_EXERCISE AIM_:
Copy the data that follows, character for character, minus the pictures.

_EXTRACTED MATERIAL_:
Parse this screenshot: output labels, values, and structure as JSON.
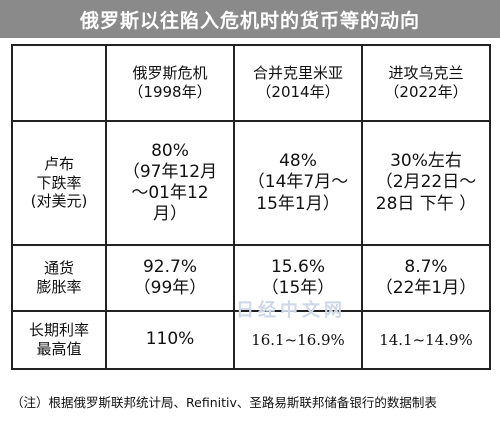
{
  "title": "俄罗斯以往陷入危机时的货币等的动向",
  "columns": [
    {
      "name": "俄罗斯危机",
      "year": "（1998年）"
    },
    {
      "name": "合并克里米亚",
      "year": "（2014年）"
    },
    {
      "name": "进攻乌克兰",
      "year": "（2022年）"
    }
  ],
  "rows": [
    {
      "label": "卢布\n下跌率\n(对美元)",
      "values": [
        "80%\n（97年12月\n～01年12\n月）",
        "48%\n（14年7月～\n15年1月）",
        "30%左右\n（2月22日～\n28日 下午 ）"
      ]
    },
    {
      "label": "通货\n膨胀率",
      "values": [
        "92.7%\n（99年）",
        "15.6%\n（15年）",
        "8.7%\n（22年1月）"
      ]
    },
    {
      "label": "长期利率\n最高值",
      "values": [
        "110%",
        "16.1~16.9%",
        "14.1~14.9%"
      ]
    }
  ],
  "watermark": "日经中文网",
  "note": "（注）根据俄罗斯联邦统计局、Refinitiv、圣路易斯联邦储备银行的数据制表"
}
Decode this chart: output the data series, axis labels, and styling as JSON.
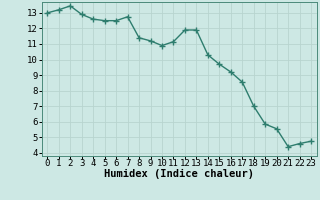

_THE COMPLETED TASK_:
Parse this screenshot: output labels, values, and structure as JSON.
{
  "title": "俄罗斯以往陷入危机时的货币等的动向",
  "columns": [
    {
      "name": "俄罗斯危机",
      "year": "（1998年）"
    },
    {
      "name": "合并克里米亚",
      "year": "（2014年）"
    },
    {
      "name": "进攻乌克兰",
      "year": "（2022年）"
    }
  ],
  "rows": [
    {
      "label": "卢布\n下跌率\n(对美元)",
      "values": [
        "80%\n（97年12月\n～01年12\n月）",
        "48%\n（14年7月～\n15年1月）",
        "30%左右\n（2月22日～\n28日 下午 ）"
      ]
    },
    {
      "label": "通货\n膨胀率",
      "values": [
        "92.7%\n（99年）",
        "15.6%\n（15年）",
        "8.7%\n（22年1月）"
      ]
    },
    {
      "label": "长期利率\n最高值",
      "values": [
        "110%",
        "16.1~16.9%",
        "14.1~14.9%"
      ]
    }
  ],
  "watermark": "日经中文网",
  "note": "（注）根据俄罗斯联邦统计局、Refinitiv、圣路易斯联邦储备银行的数据制表"
}
Decode this chart: output the data series, axis labels, and styling as JSON.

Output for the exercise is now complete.